§ **Problem statement**
How many lines in the listing below include the word "DROP"? Reply with the count alone.

[Records contained in a dataset]
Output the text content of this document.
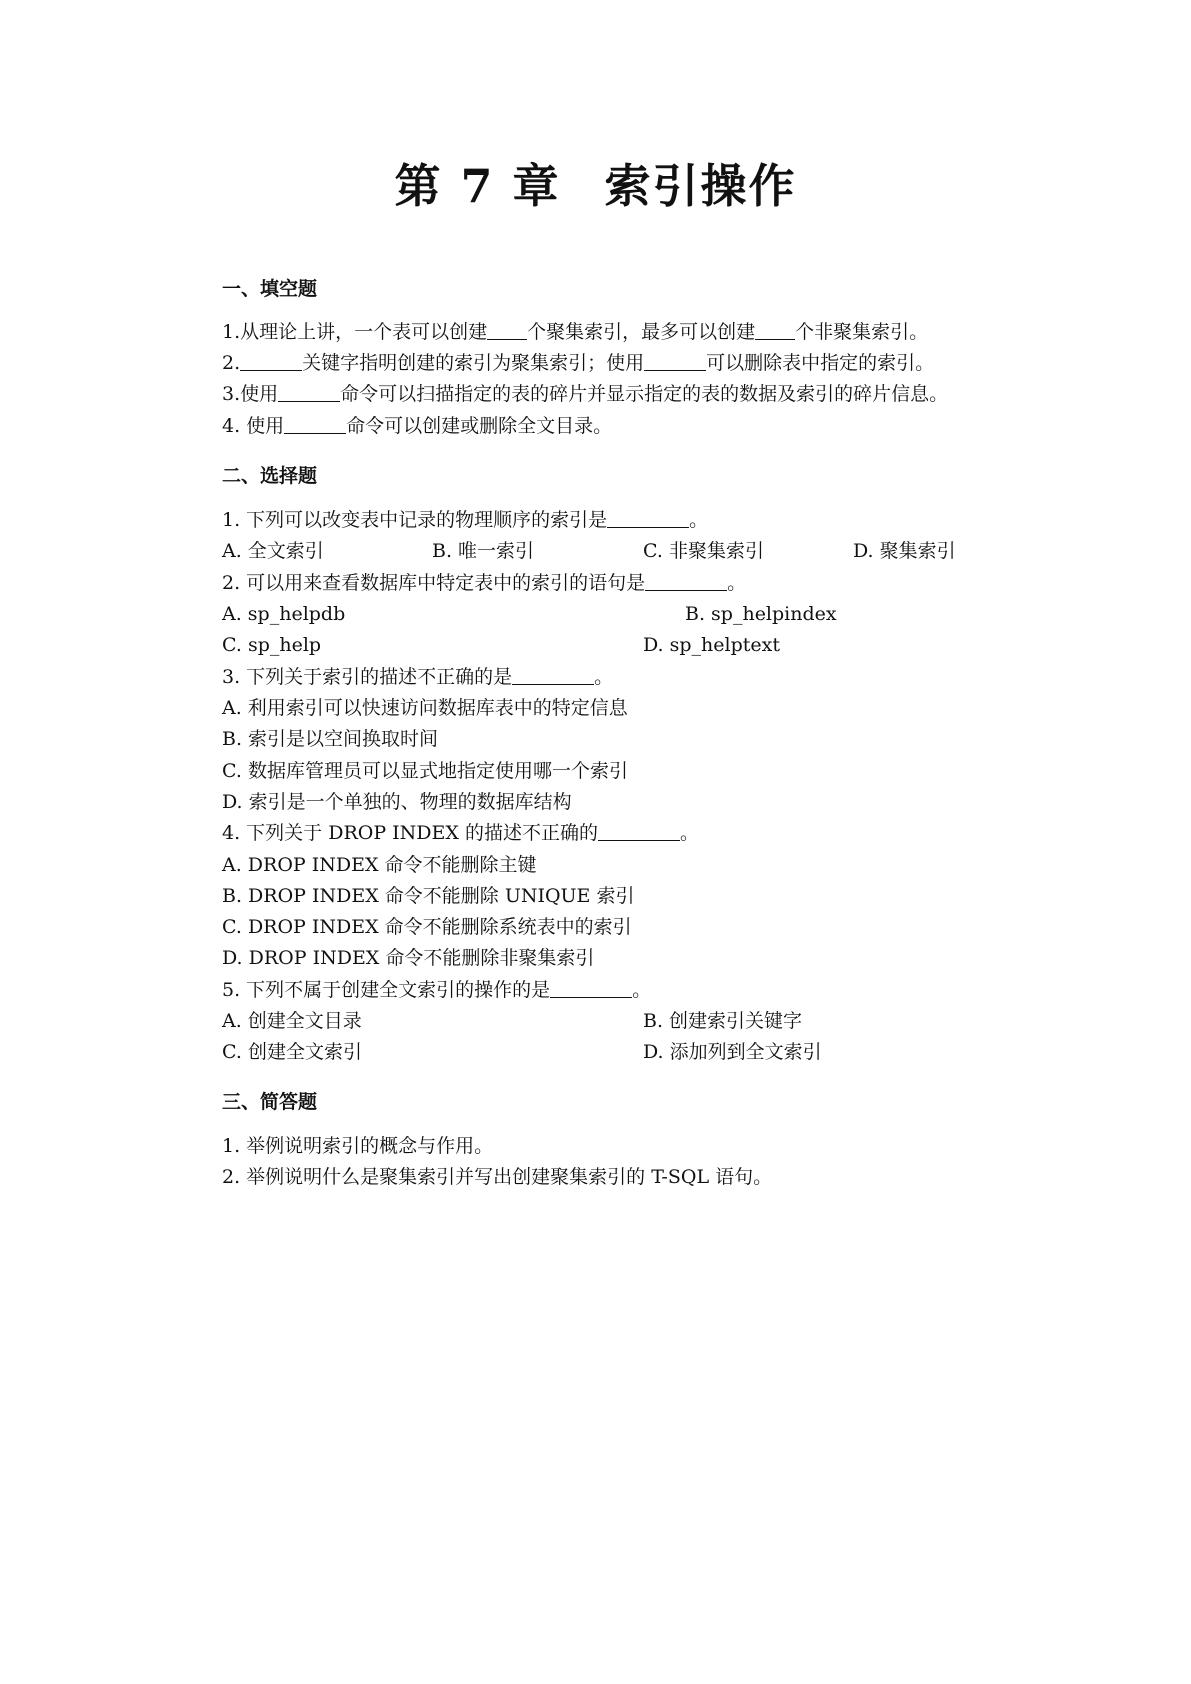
第 7 章 索引操作
一、填空题
1.从理论上讲，一个表可以创建 个聚集索引，最多可以创建 个非聚集索引。
2.	关键字指明创建的索引为聚集索引；使用	可以删除表中指定的索引。
3.使用	命令可以扫描指定的表的碎片并显示指定的表的数据及索引的碎片信息。
4. 使用	命令可以创建或删除全文目录。
二、选择题
1. 下列可以改变表中记录的物理顺序的索引是	。
A. 全文索引	B. 唯一索引	C. 非聚集索引	D. 聚集索引
2. 可以用来查看数据库中特定表中的索引的语句是	。
A. sp_helpdb	B. sp_helpindex
C. sp_help	D. sp_helptext
3. 下列关于索引的描述不正确的是	。
A. 利用索引可以快速访问数据库表中的特定信息
B. 索引是以空间换取时间
C. 数据库管理员可以显式地指定使用哪一个索引
D. 索引是一个单独的、物理的数据库结构
4. 下列关于 DROP INDEX 的描述不正确的	。
A. DROP INDEX 命令不能删除主键
B. DROP INDEX 命令不能删除 UNIQUE 索引
C. DROP INDEX 命令不能删除系统表中的索引
D. DROP INDEX 命令不能删除非聚集索引
5. 下列不属于创建全文索引的操作的是	。
A. 创建全文目录	B. 创建索引关键字
C. 创建全文索引	D. 添加列到全文索引
三、简答题
1. 举例说明索引的概念与作用。
2. 举例说明什么是聚集索引并写出创建聚集索引的 T-SQL 语句。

§ **Output**
5